■ **GIVEN REQUEST**
Make an exact copy of the entries below with the pictures removed.
---------- PROVIDED MATERIAL
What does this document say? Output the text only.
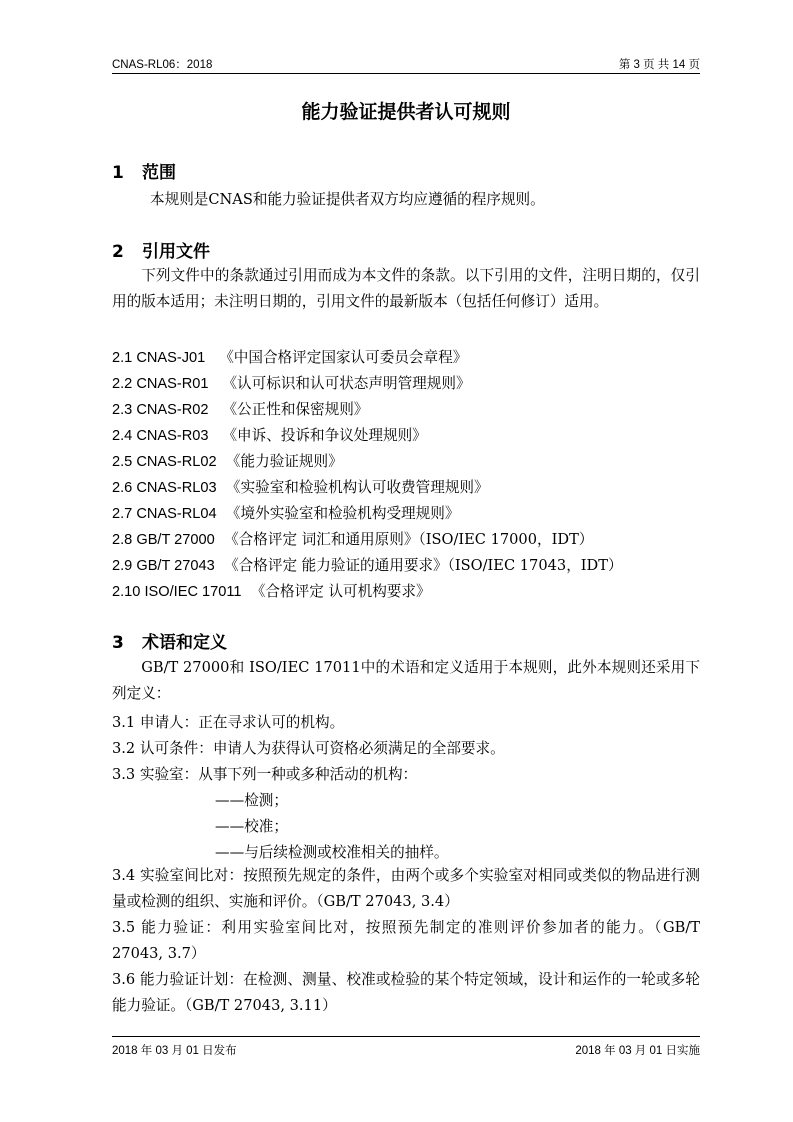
CNAS-RL06：2018	第 3 页 共 14 页
能力验证提供者认可规则
1 范围
本规则是CNAS和能力验证提供者双方均应遵循的程序规则。
2 引用文件

下列文件中的条款通过引用而成为本文件的条款。以下引用的文件，注明日期的，仅引用的版本适用；未注明日期的，引用文件的最新版本（包括任何修订）适用。

2.1 CNAS-J01 《中国合格评定国家认可委员会章程》
2.2 CNAS-R01 《认可标识和认可状态声明管理规则》
2.3 CNAS-R02 《公正性和保密规则》
2.4 CNAS-R03 《申诉、投诉和争议处理规则》
2.5 CNAS-RL02 《能力验证规则》
2.6 CNAS-RL03 《实验室和检验机构认可收费管理规则》
2.7 CNAS-RL04 《境外实验室和检验机构受理规则》
2.8 GB/T 27000 《合格评定 词汇和通用原则》（ISO/IEC 17000，IDT）
2.9 GB/T 27043 《合格评定 能力验证的通用要求》（ISO/IEC 17043，IDT）
2.10 ISO/IEC 17011 《合格评定 认可机构要求》
3 术语和定义

GB/T 27000和 ISO/IEC 17011中的术语和定义适用于本规则，此外本规则还采用下列定义：

3.1 申请人：正在寻求认可的机构。
3.2 认可条件：申请人为获得认可资格必须满足的全部要求。
3.3 实验室：从事下列一种或多种活动的机构：
——检测；
——校准；
——与后续检测或校准相关的抽样。

3.4 实验室间比对：按照预先规定的条件，由两个或多个实验室对相同或类似的物品进行测量或检测的组织、实施和评价。（GB/T 27043, 3.4）

3.5 能力验证：利用实验室间比对，按照预先制定的准则评价参加者的能力。（GB/T 27043, 3.7）

3.6 能力验证计划：在检测、测量、校准或检验的某个特定领域，设计和运作的一轮或多轮能力验证。（GB/T 27043, 3.11）

2018 年 03 月 01 日发布	2018 年 03 月 01 日实施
--------------------
■ **FINAL RESULT**
What does this document say? Output the text only.
CNAS-RL06：2018	第 3 页 共 14 页
能力验证提供者认可规则
1 范围
本规则是CNAS和能力验证提供者双方均应遵循的程序规则。
2 引用文件

下列文件中的条款通过引用而成为本文件的条款。以下引用的文件，注明日期的，仅引用的版本适用；未注明日期的，引用文件的最新版本（包括任何修订）适用。

2.1 CNAS-J01 《中国合格评定国家认可委员会章程》
2.2 CNAS-R01 《认可标识和认可状态声明管理规则》
2.3 CNAS-R02 《公正性和保密规则》
2.4 CNAS-R03 《申诉、投诉和争议处理规则》
2.5 CNAS-RL02 《能力验证规则》
2.6 CNAS-RL03 《实验室和检验机构认可收费管理规则》
2.7 CNAS-RL04 《境外实验室和检验机构受理规则》
2.8 GB/T 27000 《合格评定 词汇和通用原则》（ISO/IEC 17000，IDT）
2.9 GB/T 27043 《合格评定 能力验证的通用要求》（ISO/IEC 17043，IDT）
2.10 ISO/IEC 17011 《合格评定 认可机构要求》
3 术语和定义

GB/T 27000和 ISO/IEC 17011中的术语和定义适用于本规则，此外本规则还采用下列定义：

3.1 申请人：正在寻求认可的机构。
3.2 认可条件：申请人为获得认可资格必须满足的全部要求。
3.3 实验室：从事下列一种或多种活动的机构：
——检测；
——校准；
——与后续检测或校准相关的抽样。

3.4 实验室间比对：按照预先规定的条件，由两个或多个实验室对相同或类似的物品进行测量或检测的组织、实施和评价。（GB/T 27043, 3.4）

3.5 能力验证：利用实验室间比对，按照预先制定的准则评价参加者的能力。（GB/T 27043, 3.7）

3.6 能力验证计划：在检测、测量、校准或检验的某个特定领域，设计和运作的一轮或多轮能力验证。（GB/T 27043, 3.11）

2018 年 03 月 01 日发布	2018 年 03 月 01 日实施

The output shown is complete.